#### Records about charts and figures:
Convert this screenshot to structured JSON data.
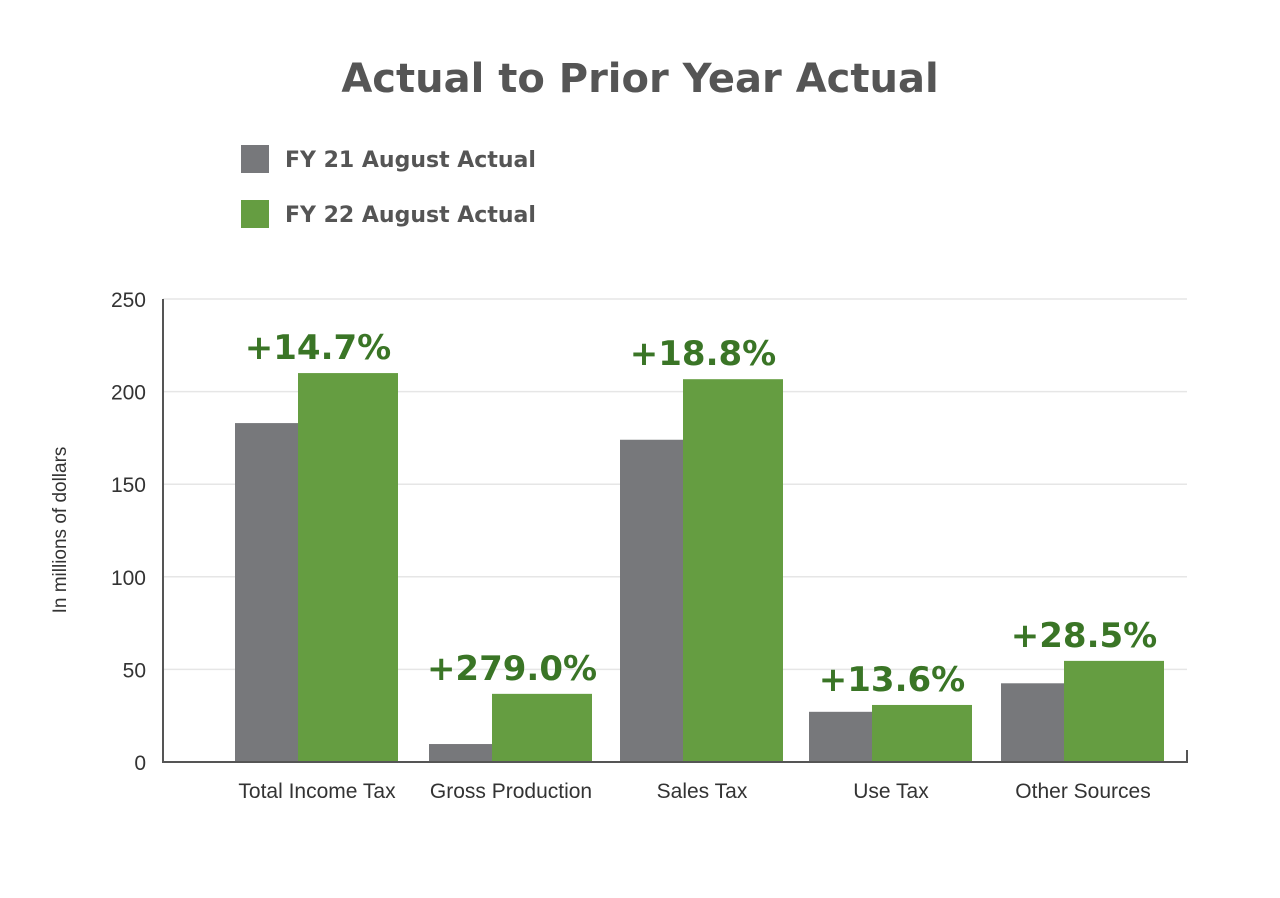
{
  "chart_data": {
    "type": "bar",
    "title": "Actual to Prior Year Actual",
    "ylabel": "In millions of dollars",
    "xlabel": "",
    "ylim": [
      0,
      250
    ],
    "yticks": [
      "0",
      "50",
      "100",
      "150",
      "200",
      "250"
    ],
    "grid": true,
    "legend_position": "top-left",
    "categories": [
      "Total Income Tax",
      "Gross Production",
      "Sales Tax",
      "Use Tax",
      "Other Sources"
    ],
    "series": [
      {
        "name": "FY 21 August Actual",
        "color": "#77787b",
        "values": [
          183,
          9.7,
          174,
          27.1,
          42.5
        ]
      },
      {
        "name": "FY 22 August Actual",
        "color": "#659d41",
        "values": [
          210,
          36.8,
          206.7,
          30.8,
          54.6
        ]
      }
    ],
    "annotations": [
      "+14.7%",
      "+279.0%",
      "+18.8%",
      "+13.6%",
      "+28.5%"
    ],
    "annotation_color": "#3a7526"
  }
}
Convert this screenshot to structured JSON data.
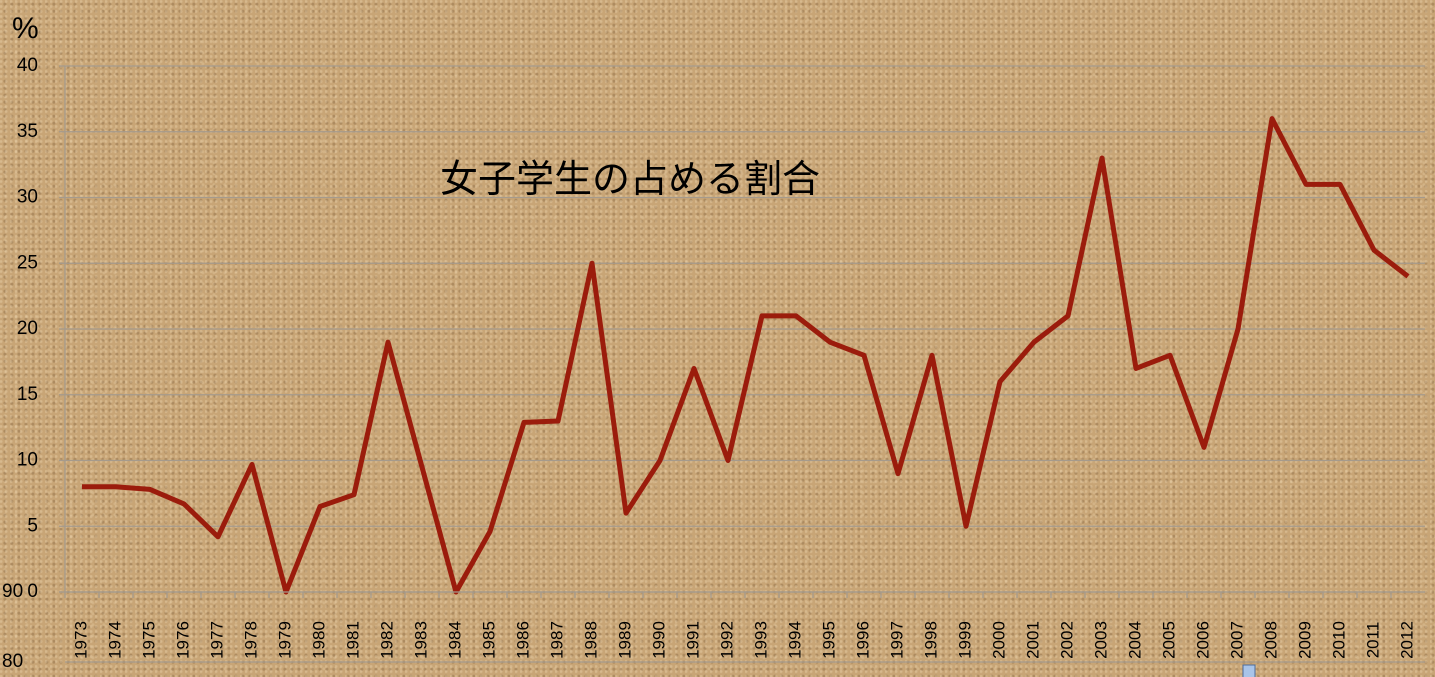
{
  "chart_data": [
    {
      "type": "line",
      "title": "女子学生の占める割合",
      "ylabel": "%",
      "categories": [
        "1973",
        "1974",
        "1975",
        "1976",
        "1977",
        "1978",
        "1979",
        "1980",
        "1981",
        "1982",
        "1983",
        "1984",
        "1985",
        "1986",
        "1987",
        "1988",
        "1989",
        "1990",
        "1991",
        "1992",
        "1993",
        "1994",
        "1995",
        "1996",
        "1997",
        "1998",
        "1999",
        "2000",
        "2001",
        "2002",
        "2003",
        "2004",
        "2005",
        "2006",
        "2007",
        "2008",
        "2009",
        "2010",
        "2011",
        "2012"
      ],
      "series": [
        {
          "name": "女子学生の占める割合",
          "color": "#9b1c0c",
          "values": [
            8,
            8,
            7.8,
            6.7,
            4.2,
            9.7,
            0,
            6.5,
            7.4,
            19,
            9.5,
            0,
            4.6,
            12.9,
            13,
            25,
            6,
            10,
            17,
            10,
            21,
            21,
            19,
            18,
            9,
            18,
            5,
            16,
            19,
            21,
            33,
            17,
            18,
            11,
            20,
            36,
            31,
            31,
            26,
            24
          ]
        }
      ],
      "ylim": [
        0,
        40
      ],
      "yticks": [
        0,
        5,
        10,
        15,
        20,
        25,
        30,
        35,
        40
      ],
      "grid": true
    },
    {
      "type": "bar",
      "yticks": [
        90,
        80
      ]
    }
  ]
}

#### Exercise objective:
Return each line of the data, keeping its wording exact and omitting pictures.

#### Task result:
Convert this screenshot to structured JSON data.
{
  "chart_data": {
    "type": "bar",
    "title": "Actual to Prior Year Actual",
    "ylabel": "In millions of dollars",
    "xlabel": "",
    "ylim": [
      0,
      250
    ],
    "yticks": [
      "0",
      "50",
      "100",
      "150",
      "200",
      "250"
    ],
    "grid": true,
    "legend_position": "top-left",
    "categories": [
      "Total Income Tax",
      "Gross Production",
      "Sales Tax",
      "Use Tax",
      "Other Sources"
    ],
    "series": [
      {
        "name": "FY 21 August Actual",
        "color": "#77787b",
        "values": [
          183,
          9.7,
          174,
          27.1,
          42.5
        ]
      },
      {
        "name": "FY 22 August Actual",
        "color": "#659d41",
        "values": [
          210,
          36.8,
          206.7,
          30.8,
          54.6
        ]
      }
    ],
    "annotations": [
      "+14.7%",
      "+279.0%",
      "+18.8%",
      "+13.6%",
      "+28.5%"
    ],
    "annotation_color": "#3a7526"
  }
}
Convert this screenshot to structured JSON data.
{
  "chart_data": [
    {
      "type": "line",
      "title": "女子学生の占める割合",
      "ylabel": "%",
      "categories": [
        "1973",
        "1974",
        "1975",
        "1976",
        "1977",
        "1978",
        "1979",
        "1980",
        "1981",
        "1982",
        "1983",
        "1984",
        "1985",
        "1986",
        "1987",
        "1988",
        "1989",
        "1990",
        "1991",
        "1992",
        "1993",
        "1994",
        "1995",
        "1996",
        "1997",
        "1998",
        "1999",
        "2000",
        "2001",
        "2002",
        "2003",
        "2004",
        "2005",
        "2006",
        "2007",
        "2008",
        "2009",
        "2010",
        "2011",
        "2012"
      ],
      "series": [
        {
          "name": "女子学生の占める割合",
          "color": "#9b1c0c",
          "values": [
            8,
            8,
            7.8,
            6.7,
            4.2,
            9.7,
            0,
            6.5,
            7.4,
            19,
            9.5,
            0,
            4.6,
            12.9,
            13,
            25,
            6,
            10,
            17,
            10,
            21,
            21,
            19,
            18,
            9,
            18,
            5,
            16,
            19,
            21,
            33,
            17,
            18,
            11,
            20,
            36,
            31,
            31,
            26,
            24
          ]
        }
      ],
      "ylim": [
        0,
        40
      ],
      "yticks": [
        0,
        5,
        10,
        15,
        20,
        25,
        30,
        35,
        40
      ],
      "grid": true
    },
    {
      "type": "bar",
      "yticks": [
        90,
        80
      ]
    }
  ]
}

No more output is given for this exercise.